== Material shown
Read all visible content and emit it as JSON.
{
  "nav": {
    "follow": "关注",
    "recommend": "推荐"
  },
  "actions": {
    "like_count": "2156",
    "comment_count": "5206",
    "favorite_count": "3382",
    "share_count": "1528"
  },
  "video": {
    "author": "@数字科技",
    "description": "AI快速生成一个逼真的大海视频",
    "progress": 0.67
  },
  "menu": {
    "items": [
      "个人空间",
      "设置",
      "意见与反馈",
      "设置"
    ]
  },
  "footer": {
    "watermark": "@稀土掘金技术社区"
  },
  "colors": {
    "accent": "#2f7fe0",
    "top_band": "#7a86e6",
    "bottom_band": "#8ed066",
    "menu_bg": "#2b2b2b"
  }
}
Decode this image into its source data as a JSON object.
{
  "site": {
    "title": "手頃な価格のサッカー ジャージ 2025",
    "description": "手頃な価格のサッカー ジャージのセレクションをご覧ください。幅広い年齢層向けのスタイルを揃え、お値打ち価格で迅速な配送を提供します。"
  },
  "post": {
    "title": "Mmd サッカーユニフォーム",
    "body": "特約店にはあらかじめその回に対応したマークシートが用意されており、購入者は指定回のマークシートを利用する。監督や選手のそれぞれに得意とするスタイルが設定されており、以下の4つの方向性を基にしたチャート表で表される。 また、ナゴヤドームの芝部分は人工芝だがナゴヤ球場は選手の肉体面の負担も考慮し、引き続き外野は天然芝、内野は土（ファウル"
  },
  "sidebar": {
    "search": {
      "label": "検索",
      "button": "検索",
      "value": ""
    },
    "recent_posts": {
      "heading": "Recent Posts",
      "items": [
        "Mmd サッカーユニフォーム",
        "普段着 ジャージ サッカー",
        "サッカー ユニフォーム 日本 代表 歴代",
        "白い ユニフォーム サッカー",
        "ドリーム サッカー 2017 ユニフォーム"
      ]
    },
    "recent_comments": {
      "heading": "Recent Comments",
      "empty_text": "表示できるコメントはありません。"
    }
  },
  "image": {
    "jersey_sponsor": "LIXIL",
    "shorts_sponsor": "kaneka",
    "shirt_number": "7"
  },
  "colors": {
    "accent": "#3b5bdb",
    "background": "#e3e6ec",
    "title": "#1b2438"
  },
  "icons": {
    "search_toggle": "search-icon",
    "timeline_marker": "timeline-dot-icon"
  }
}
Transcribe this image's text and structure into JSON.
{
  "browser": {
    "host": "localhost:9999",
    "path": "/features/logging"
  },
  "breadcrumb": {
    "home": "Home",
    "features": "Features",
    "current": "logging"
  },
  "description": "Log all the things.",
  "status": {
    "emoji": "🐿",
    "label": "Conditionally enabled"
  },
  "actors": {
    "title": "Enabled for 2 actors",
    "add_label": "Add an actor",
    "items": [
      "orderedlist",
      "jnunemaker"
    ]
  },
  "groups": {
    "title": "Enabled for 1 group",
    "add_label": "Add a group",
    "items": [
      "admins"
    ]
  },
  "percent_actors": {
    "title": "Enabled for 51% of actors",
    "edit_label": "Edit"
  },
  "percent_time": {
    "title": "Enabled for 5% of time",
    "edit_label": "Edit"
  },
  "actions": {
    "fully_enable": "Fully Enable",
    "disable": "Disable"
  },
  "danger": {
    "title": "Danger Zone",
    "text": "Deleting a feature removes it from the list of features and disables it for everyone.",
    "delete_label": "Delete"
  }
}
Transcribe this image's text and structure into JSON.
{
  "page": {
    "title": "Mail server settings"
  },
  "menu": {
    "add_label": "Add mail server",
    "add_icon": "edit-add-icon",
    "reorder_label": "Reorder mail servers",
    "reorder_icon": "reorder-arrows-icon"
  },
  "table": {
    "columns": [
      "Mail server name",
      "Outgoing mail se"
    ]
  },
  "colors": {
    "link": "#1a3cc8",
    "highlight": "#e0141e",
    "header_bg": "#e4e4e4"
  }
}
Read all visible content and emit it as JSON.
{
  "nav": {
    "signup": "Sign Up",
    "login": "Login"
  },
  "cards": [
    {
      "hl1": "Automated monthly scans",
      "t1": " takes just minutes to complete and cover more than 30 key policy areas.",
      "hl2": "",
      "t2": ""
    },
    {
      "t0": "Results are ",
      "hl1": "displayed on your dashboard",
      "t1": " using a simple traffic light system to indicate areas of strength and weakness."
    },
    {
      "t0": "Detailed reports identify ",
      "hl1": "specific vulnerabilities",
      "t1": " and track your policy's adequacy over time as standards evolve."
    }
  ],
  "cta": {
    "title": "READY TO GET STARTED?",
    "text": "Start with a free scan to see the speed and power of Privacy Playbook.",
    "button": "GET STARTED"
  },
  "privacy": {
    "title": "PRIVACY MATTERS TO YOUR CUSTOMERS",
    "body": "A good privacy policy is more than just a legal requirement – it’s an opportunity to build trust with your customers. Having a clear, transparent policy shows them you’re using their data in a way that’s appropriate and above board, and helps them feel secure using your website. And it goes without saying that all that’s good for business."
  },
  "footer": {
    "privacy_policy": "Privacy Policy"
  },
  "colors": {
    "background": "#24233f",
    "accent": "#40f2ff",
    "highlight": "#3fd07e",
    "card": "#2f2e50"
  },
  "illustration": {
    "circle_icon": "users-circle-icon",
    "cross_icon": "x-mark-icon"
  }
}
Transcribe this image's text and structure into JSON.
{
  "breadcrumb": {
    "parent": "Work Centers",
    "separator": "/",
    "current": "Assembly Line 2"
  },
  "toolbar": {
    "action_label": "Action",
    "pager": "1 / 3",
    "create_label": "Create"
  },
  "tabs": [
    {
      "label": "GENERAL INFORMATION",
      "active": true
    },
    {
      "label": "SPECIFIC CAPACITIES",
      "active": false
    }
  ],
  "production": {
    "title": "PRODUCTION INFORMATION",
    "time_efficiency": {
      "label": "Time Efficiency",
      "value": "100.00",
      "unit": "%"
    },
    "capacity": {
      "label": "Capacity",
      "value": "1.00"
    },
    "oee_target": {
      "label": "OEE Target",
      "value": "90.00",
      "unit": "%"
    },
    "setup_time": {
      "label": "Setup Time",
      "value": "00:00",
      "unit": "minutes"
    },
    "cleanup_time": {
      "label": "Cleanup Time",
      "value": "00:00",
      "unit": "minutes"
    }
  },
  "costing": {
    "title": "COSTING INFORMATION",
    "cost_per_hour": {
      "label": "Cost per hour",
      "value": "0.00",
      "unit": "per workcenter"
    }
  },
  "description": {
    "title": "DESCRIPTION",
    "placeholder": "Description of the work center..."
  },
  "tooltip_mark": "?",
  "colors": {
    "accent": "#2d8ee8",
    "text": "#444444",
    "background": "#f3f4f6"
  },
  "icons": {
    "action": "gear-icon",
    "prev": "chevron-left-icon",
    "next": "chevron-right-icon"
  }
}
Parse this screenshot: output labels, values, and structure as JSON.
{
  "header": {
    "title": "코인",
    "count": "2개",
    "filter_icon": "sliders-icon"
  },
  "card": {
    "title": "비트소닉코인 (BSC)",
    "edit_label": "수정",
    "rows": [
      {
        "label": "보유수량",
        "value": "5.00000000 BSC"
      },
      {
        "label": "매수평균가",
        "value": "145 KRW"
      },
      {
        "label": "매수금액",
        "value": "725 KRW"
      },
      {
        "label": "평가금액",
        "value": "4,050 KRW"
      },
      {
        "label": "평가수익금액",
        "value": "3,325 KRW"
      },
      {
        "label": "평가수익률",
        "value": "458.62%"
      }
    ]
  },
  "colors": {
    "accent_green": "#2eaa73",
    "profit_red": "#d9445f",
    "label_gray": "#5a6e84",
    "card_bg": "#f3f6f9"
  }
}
====
• [Problem] Write out every record verbatim.

• [Exercise response]
Read all visible content and emit it as JSON.
{
  "nav": {
    "follow": "关注",
    "recommend": "推荐"
  },
  "actions": {
    "like_count": "2156",
    "comment_count": "5206",
    "favorite_count": "3382",
    "share_count": "1528"
  },
  "video": {
    "author": "@数字科技",
    "description": "AI快速生成一个逼真的大海视频",
    "progress": 0.67
  },
  "menu": {
    "items": [
      "个人空间",
      "设置",
      "意见与反馈",
      "设置"
    ]
  },
  "footer": {
    "watermark": "@稀土掘金技术社区"
  },
  "colors": {
    "accent": "#2f7fe0",
    "top_band": "#7a86e6",
    "bottom_band": "#8ed066",
    "menu_bg": "#2b2b2b"
  }
}
Decode this image into its source data as a JSON object.
{
  "site": {
    "title": "手頃な価格のサッカー ジャージ 2025",
    "description": "手頃な価格のサッカー ジャージのセレクションをご覧ください。幅広い年齢層向けのスタイルを揃え、お値打ち価格で迅速な配送を提供します。"
  },
  "post": {
    "title": "Mmd サッカーユニフォーム",
    "body": "特約店にはあらかじめその回に対応したマークシートが用意されており、購入者は指定回のマークシートを利用する。監督や選手のそれぞれに得意とするスタイルが設定されており、以下の4つの方向性を基にしたチャート表で表される。 また、ナゴヤドームの芝部分は人工芝だがナゴヤ球場は選手の肉体面の負担も考慮し、引き続き外野は天然芝、内野は土（ファウル"
  },
  "sidebar": {
    "search": {
      "label": "検索",
      "button": "検索",
      "value": ""
    },
    "recent_posts": {
      "heading": "Recent Posts",
      "items": [
        "Mmd サッカーユニフォーム",
        "普段着 ジャージ サッカー",
        "サッカー ユニフォーム 日本 代表 歴代",
        "白い ユニフォーム サッカー",
        "ドリーム サッカー 2017 ユニフォーム"
      ]
    },
    "recent_comments": {
      "heading": "Recent Comments",
      "empty_text": "表示できるコメントはありません。"
    }
  },
  "image": {
    "jersey_sponsor": "LIXIL",
    "shorts_sponsor": "kaneka",
    "shirt_number": "7"
  },
  "colors": {
    "accent": "#3b5bdb",
    "background": "#e3e6ec",
    "title": "#1b2438"
  },
  "icons": {
    "search_toggle": "search-icon",
    "timeline_marker": "timeline-dot-icon"
  }
}
Transcribe this image's text and structure into JSON.
{
  "browser": {
    "host": "localhost:9999",
    "path": "/features/logging"
  },
  "breadcrumb": {
    "home": "Home",
    "features": "Features",
    "current": "logging"
  },
  "description": "Log all the things.",
  "status": {
    "emoji": "🐿",
    "label": "Conditionally enabled"
  },
  "actors": {
    "title": "Enabled for 2 actors",
    "add_label": "Add an actor",
    "items": [
      "orderedlist",
      "jnunemaker"
    ]
  },
  "groups": {
    "title": "Enabled for 1 group",
    "add_label": "Add a group",
    "items": [
      "admins"
    ]
  },
  "percent_actors": {
    "title": "Enabled for 51% of actors",
    "edit_label": "Edit"
  },
  "percent_time": {
    "title": "Enabled for 5% of time",
    "edit_label": "Edit"
  },
  "actions": {
    "fully_enable": "Fully Enable",
    "disable": "Disable"
  },
  "danger": {
    "title": "Danger Zone",
    "text": "Deleting a feature removes it from the list of features and disables it for everyone.",
    "delete_label": "Delete"
  }
}
Transcribe this image's text and structure into JSON.
{
  "page": {
    "title": "Mail server settings"
  },
  "menu": {
    "add_label": "Add mail server",
    "add_icon": "edit-add-icon",
    "reorder_label": "Reorder mail servers",
    "reorder_icon": "reorder-arrows-icon"
  },
  "table": {
    "columns": [
      "Mail server name",
      "Outgoing mail se"
    ]
  },
  "colors": {
    "link": "#1a3cc8",
    "highlight": "#e0141e",
    "header_bg": "#e4e4e4"
  }
}
Read all visible content and emit it as JSON.
{
  "nav": {
    "signup": "Sign Up",
    "login": "Login"
  },
  "cards": [
    {
      "hl1": "Automated monthly scans",
      "t1": " takes just minutes to complete and cover more than 30 key policy areas.",
      "hl2": "",
      "t2": ""
    },
    {
      "t0": "Results are ",
      "hl1": "displayed on your dashboard",
      "t1": " using a simple traffic light system to indicate areas of strength and weakness."
    },
    {
      "t0": "Detailed reports identify ",
      "hl1": "specific vulnerabilities",
      "t1": " and track your policy's adequacy over time as standards evolve."
    }
  ],
  "cta": {
    "title": "READY TO GET STARTED?",
    "text": "Start with a free scan to see the speed and power of Privacy Playbook.",
    "button": "GET STARTED"
  },
  "privacy": {
    "title": "PRIVACY MATTERS TO YOUR CUSTOMERS",
    "body": "A good privacy policy is more than just a legal requirement – it’s an opportunity to build trust with your customers. Having a clear, transparent policy shows them you’re using their data in a way that’s appropriate and above board, and helps them feel secure using your website. And it goes without saying that all that’s good for business."
  },
  "footer": {
    "privacy_policy": "Privacy Policy"
  },
  "colors": {
    "background": "#24233f",
    "accent": "#40f2ff",
    "highlight": "#3fd07e",
    "card": "#2f2e50"
  },
  "illustration": {
    "circle_icon": "users-circle-icon",
    "cross_icon": "x-mark-icon"
  }
}
Transcribe this image's text and structure into JSON.
{
  "breadcrumb": {
    "parent": "Work Centers",
    "separator": "/",
    "current": "Assembly Line 2"
  },
  "toolbar": {
    "action_label": "Action",
    "pager": "1 / 3",
    "create_label": "Create"
  },
  "tabs": [
    {
      "label": "GENERAL INFORMATION",
      "active": true
    },
    {
      "label": "SPECIFIC CAPACITIES",
      "active": false
    }
  ],
  "production": {
    "title": "PRODUCTION INFORMATION",
    "time_efficiency": {
      "label": "Time Efficiency",
      "value": "100.00",
      "unit": "%"
    },
    "capacity": {
      "label": "Capacity",
      "value": "1.00"
    },
    "oee_target": {
      "label": "OEE Target",
      "value": "90.00",
      "unit": "%"
    },
    "setup_time": {
      "label": "Setup Time",
      "value": "00:00",
      "unit": "minutes"
    },
    "cleanup_time": {
      "label": "Cleanup Time",
      "value": "00:00",
      "unit": "minutes"
    }
  },
  "costing": {
    "title": "COSTING INFORMATION",
    "cost_per_hour": {
      "label": "Cost per hour",
      "value": "0.00",
      "unit": "per workcenter"
    }
  },
  "description": {
    "title": "DESCRIPTION",
    "placeholder": "Description of the work center..."
  },
  "tooltip_mark": "?",
  "colors": {
    "accent": "#2d8ee8",
    "text": "#444444",
    "background": "#f3f4f6"
  },
  "icons": {
    "action": "gear-icon",
    "prev": "chevron-left-icon",
    "next": "chevron-right-icon"
  }
}
Parse this screenshot: output labels, values, and structure as JSON.
{
  "header": {
    "title": "코인",
    "count": "2개",
    "filter_icon": "sliders-icon"
  },
  "card": {
    "title": "비트소닉코인 (BSC)",
    "edit_label": "수정",
    "rows": [
      {
        "label": "보유수량",
        "value": "5.00000000 BSC"
      },
      {
        "label": "매수평균가",
        "value": "145 KRW"
      },
      {
        "label": "매수금액",
        "value": "725 KRW"
      },
      {
        "label": "평가금액",
        "value": "4,050 KRW"
      },
      {
        "label": "평가수익금액",
        "value": "3,325 KRW"
      },
      {
        "label": "평가수익률",
        "value": "458.62%"
      }
    ]
  },
  "colors": {
    "accent_green": "#2eaa73",
    "profit_red": "#d9445f",
    "label_gray": "#5a6e84",
    "card_bg": "#f3f6f9"
  }
}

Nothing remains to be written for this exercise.